Material from a dataset:
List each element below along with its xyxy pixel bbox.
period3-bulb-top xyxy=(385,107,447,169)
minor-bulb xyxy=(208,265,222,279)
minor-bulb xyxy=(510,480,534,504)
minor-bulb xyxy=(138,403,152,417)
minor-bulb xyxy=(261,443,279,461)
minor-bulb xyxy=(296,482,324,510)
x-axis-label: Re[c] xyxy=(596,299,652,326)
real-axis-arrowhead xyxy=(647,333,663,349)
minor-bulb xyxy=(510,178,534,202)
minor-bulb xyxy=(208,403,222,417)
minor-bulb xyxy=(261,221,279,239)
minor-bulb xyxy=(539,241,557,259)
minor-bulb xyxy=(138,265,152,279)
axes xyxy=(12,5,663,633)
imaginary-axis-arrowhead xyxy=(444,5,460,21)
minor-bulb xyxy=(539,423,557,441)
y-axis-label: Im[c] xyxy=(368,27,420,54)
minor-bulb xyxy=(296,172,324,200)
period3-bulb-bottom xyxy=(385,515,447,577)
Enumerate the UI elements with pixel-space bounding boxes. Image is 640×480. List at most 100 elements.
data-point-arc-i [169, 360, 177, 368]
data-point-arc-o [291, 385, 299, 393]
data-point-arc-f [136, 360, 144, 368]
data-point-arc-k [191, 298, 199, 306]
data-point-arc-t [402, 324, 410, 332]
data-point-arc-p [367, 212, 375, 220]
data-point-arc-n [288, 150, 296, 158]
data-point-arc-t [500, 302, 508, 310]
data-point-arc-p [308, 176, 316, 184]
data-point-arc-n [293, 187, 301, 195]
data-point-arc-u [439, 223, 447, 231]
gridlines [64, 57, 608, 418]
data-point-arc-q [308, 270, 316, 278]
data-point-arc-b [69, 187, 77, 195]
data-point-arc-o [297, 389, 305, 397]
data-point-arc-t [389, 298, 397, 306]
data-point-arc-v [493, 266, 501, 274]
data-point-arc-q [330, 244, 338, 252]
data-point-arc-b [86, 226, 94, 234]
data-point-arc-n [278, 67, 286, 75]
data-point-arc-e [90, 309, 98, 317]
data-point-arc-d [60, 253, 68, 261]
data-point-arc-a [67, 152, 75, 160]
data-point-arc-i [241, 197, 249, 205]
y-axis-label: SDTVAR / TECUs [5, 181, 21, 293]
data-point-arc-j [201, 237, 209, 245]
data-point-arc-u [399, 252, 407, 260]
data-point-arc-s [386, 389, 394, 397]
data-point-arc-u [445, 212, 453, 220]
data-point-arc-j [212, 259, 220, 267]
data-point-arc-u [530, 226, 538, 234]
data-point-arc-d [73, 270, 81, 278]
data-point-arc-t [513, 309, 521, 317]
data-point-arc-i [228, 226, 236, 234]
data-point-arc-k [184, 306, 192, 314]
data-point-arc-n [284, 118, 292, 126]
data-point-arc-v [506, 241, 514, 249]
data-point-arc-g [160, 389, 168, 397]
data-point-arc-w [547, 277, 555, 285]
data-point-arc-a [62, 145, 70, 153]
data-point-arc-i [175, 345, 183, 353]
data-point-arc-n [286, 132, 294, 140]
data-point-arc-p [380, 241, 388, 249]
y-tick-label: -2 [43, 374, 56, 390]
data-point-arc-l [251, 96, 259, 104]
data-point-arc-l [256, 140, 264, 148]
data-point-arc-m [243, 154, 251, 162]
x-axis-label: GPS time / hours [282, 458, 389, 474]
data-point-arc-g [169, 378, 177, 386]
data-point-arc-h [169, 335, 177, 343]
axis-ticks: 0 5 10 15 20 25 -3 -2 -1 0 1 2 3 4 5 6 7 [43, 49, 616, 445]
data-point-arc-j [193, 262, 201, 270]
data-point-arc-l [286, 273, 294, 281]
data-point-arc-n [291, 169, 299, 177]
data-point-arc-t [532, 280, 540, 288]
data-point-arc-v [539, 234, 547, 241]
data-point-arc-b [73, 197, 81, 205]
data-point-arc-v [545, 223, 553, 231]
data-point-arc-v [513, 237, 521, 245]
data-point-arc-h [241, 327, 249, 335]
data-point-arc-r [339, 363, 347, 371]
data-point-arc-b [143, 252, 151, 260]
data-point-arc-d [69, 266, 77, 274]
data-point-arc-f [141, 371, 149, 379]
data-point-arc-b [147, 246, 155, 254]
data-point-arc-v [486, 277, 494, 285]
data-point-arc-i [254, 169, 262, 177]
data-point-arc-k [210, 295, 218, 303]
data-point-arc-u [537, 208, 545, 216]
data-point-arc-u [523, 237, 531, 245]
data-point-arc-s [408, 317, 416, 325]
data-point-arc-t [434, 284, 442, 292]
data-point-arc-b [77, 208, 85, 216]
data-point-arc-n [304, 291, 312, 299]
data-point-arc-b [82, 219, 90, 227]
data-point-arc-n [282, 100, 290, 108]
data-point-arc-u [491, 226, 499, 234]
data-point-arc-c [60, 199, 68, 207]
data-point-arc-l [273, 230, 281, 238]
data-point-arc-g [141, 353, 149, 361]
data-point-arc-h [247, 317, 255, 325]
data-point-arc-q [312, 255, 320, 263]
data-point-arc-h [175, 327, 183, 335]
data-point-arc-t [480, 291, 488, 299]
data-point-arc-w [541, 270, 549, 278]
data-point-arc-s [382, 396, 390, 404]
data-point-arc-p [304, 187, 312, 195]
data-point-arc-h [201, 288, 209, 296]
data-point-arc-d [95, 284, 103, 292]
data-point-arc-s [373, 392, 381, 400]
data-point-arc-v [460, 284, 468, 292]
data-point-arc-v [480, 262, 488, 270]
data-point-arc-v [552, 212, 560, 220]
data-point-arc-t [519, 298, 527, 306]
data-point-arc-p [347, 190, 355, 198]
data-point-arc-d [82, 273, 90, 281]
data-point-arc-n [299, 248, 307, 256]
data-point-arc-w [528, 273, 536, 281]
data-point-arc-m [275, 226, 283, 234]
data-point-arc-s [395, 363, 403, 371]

- Task objective:
Rewrite the material above with every "minor-bulb" swapped for "satellite-bulb", leaving everything else unchanged.

- Complete answer:
List each element below along with its xyxy pixel bbox.
period3-bulb-top xyxy=(385,107,447,169)
satellite-bulb xyxy=(208,265,222,279)
satellite-bulb xyxy=(510,480,534,504)
satellite-bulb xyxy=(138,403,152,417)
satellite-bulb xyxy=(261,443,279,461)
satellite-bulb xyxy=(296,482,324,510)
x-axis-label: Re[c] xyxy=(596,299,652,326)
real-axis-arrowhead xyxy=(647,333,663,349)
satellite-bulb xyxy=(510,178,534,202)
satellite-bulb xyxy=(208,403,222,417)
satellite-bulb xyxy=(261,221,279,239)
satellite-bulb xyxy=(539,241,557,259)
satellite-bulb xyxy=(138,265,152,279)
axes xyxy=(12,5,663,633)
imaginary-axis-arrowhead xyxy=(444,5,460,21)
satellite-bulb xyxy=(539,423,557,441)
y-axis-label: Im[c] xyxy=(368,27,420,54)
satellite-bulb xyxy=(296,172,324,200)
period3-bulb-bottom xyxy=(385,515,447,577)
Enumerate the UI elements with pixel-space bounding boxes. Image is 640×480. List at most 100 elements.
data-point-arc-i [169, 360, 177, 368]
data-point-arc-o [291, 385, 299, 393]
data-point-arc-f [136, 360, 144, 368]
data-point-arc-k [191, 298, 199, 306]
data-point-arc-t [402, 324, 410, 332]
data-point-arc-p [367, 212, 375, 220]
data-point-arc-n [288, 150, 296, 158]
data-point-arc-t [500, 302, 508, 310]
data-point-arc-p [308, 176, 316, 184]
data-point-arc-n [293, 187, 301, 195]
data-point-arc-u [439, 223, 447, 231]
gridlines [64, 57, 608, 418]
data-point-arc-q [308, 270, 316, 278]
data-point-arc-b [69, 187, 77, 195]
data-point-arc-o [297, 389, 305, 397]
data-point-arc-t [389, 298, 397, 306]
data-point-arc-v [493, 266, 501, 274]
data-point-arc-q [330, 244, 338, 252]
data-point-arc-b [86, 226, 94, 234]
data-point-arc-n [278, 67, 286, 75]
data-point-arc-e [90, 309, 98, 317]
data-point-arc-d [60, 253, 68, 261]
data-point-arc-a [67, 152, 75, 160]
data-point-arc-i [241, 197, 249, 205]
y-axis-label: SDTVAR / TECUs [5, 181, 21, 293]
data-point-arc-j [201, 237, 209, 245]
data-point-arc-u [399, 252, 407, 260]
data-point-arc-s [386, 389, 394, 397]
data-point-arc-u [445, 212, 453, 220]
data-point-arc-j [212, 259, 220, 267]
data-point-arc-u [530, 226, 538, 234]
data-point-arc-d [73, 270, 81, 278]
data-point-arc-t [513, 309, 521, 317]
data-point-arc-i [228, 226, 236, 234]
data-point-arc-k [184, 306, 192, 314]
data-point-arc-n [284, 118, 292, 126]
data-point-arc-v [506, 241, 514, 249]
data-point-arc-g [160, 389, 168, 397]
data-point-arc-w [547, 277, 555, 285]
data-point-arc-a [62, 145, 70, 153]
data-point-arc-i [175, 345, 183, 353]
data-point-arc-n [286, 132, 294, 140]
data-point-arc-p [380, 241, 388, 249]
y-tick-label: -2 [43, 374, 56, 390]
data-point-arc-l [251, 96, 259, 104]
data-point-arc-l [256, 140, 264, 148]
data-point-arc-m [243, 154, 251, 162]
x-axis-label: GPS time / hours [282, 458, 389, 474]
data-point-arc-g [169, 378, 177, 386]
data-point-arc-h [169, 335, 177, 343]
axis-ticks: 0 5 10 15 20 25 -3 -2 -1 0 1 2 3 4 5 6 7 [43, 49, 616, 445]
data-point-arc-j [193, 262, 201, 270]
data-point-arc-l [286, 273, 294, 281]
data-point-arc-n [291, 169, 299, 177]
data-point-arc-t [532, 280, 540, 288]
data-point-arc-v [539, 234, 547, 241]
data-point-arc-b [73, 197, 81, 205]
data-point-arc-v [545, 223, 553, 231]
data-point-arc-v [513, 237, 521, 245]
data-point-arc-h [241, 327, 249, 335]
data-point-arc-r [339, 363, 347, 371]
data-point-arc-b [143, 252, 151, 260]
data-point-arc-d [69, 266, 77, 274]
data-point-arc-f [141, 371, 149, 379]
data-point-arc-b [147, 246, 155, 254]
data-point-arc-v [486, 277, 494, 285]
data-point-arc-i [254, 169, 262, 177]
data-point-arc-k [210, 295, 218, 303]
data-point-arc-u [537, 208, 545, 216]
data-point-arc-u [523, 237, 531, 245]
data-point-arc-s [408, 317, 416, 325]
data-point-arc-t [434, 284, 442, 292]
data-point-arc-b [77, 208, 85, 216]
data-point-arc-n [304, 291, 312, 299]
data-point-arc-b [82, 219, 90, 227]
data-point-arc-n [282, 100, 290, 108]
data-point-arc-u [491, 226, 499, 234]
data-point-arc-c [60, 199, 68, 207]
data-point-arc-l [273, 230, 281, 238]
data-point-arc-g [141, 353, 149, 361]
data-point-arc-h [247, 317, 255, 325]
data-point-arc-q [312, 255, 320, 263]
data-point-arc-h [175, 327, 183, 335]
data-point-arc-t [480, 291, 488, 299]
data-point-arc-w [541, 270, 549, 278]
data-point-arc-s [382, 396, 390, 404]
data-point-arc-p [304, 187, 312, 195]
data-point-arc-h [201, 288, 209, 296]
data-point-arc-d [95, 284, 103, 292]
data-point-arc-s [373, 392, 381, 400]
data-point-arc-v [460, 284, 468, 292]
data-point-arc-v [480, 262, 488, 270]
data-point-arc-v [552, 212, 560, 220]
data-point-arc-t [519, 298, 527, 306]
data-point-arc-p [347, 190, 355, 198]
data-point-arc-d [82, 273, 90, 281]
data-point-arc-n [299, 248, 307, 256]
data-point-arc-w [528, 273, 536, 281]
data-point-arc-m [275, 226, 283, 234]
data-point-arc-s [395, 363, 403, 371]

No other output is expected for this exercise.